(Dataset items)

—————

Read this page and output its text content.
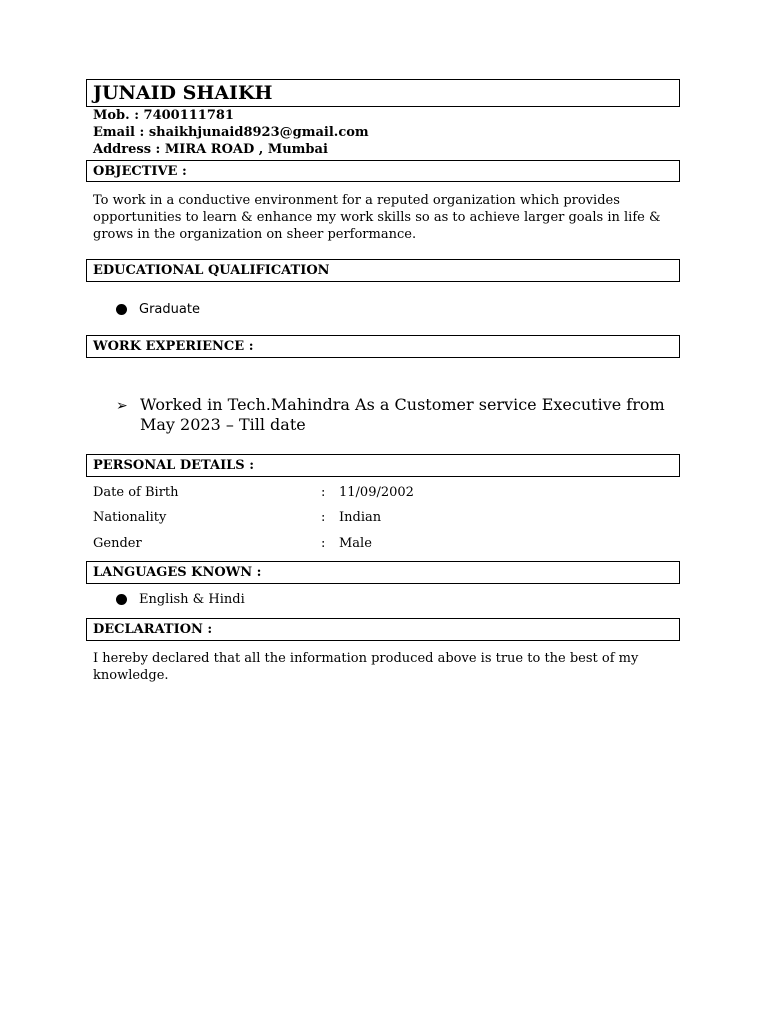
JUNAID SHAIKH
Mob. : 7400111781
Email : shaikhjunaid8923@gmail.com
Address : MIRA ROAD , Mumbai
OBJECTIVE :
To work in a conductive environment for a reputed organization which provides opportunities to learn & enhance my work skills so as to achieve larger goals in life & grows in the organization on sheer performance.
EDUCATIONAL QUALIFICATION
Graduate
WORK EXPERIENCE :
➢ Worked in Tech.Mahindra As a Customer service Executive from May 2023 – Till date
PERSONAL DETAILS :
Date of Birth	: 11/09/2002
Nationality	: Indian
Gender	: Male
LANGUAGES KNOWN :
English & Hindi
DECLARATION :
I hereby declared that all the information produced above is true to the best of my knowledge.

—————

_Written request:_
Repeat verbatim all the material, but not the pictures.

_The answer:_
Read this page and output its text content.
JUNAID SHAIKH
Mob. : 7400111781
Email : shaikhjunaid8923@gmail.com
Address : MIRA ROAD , Mumbai
OBJECTIVE :
To work in a conductive environment for a reputed organization which provides opportunities to learn & enhance my work skills so as to achieve larger goals in life & grows in the organization on sheer performance.
EDUCATIONAL QUALIFICATION
Graduate
WORK EXPERIENCE :
➢ Worked in Tech.Mahindra As a Customer service Executive from May 2023 – Till date
PERSONAL DETAILS :
Date of Birth	: 11/09/2002
Nationality	: Indian
Gender	: Male
LANGUAGES KNOWN :
English & Hindi
DECLARATION :
I hereby declared that all the information produced above is true to the best of my knowledge.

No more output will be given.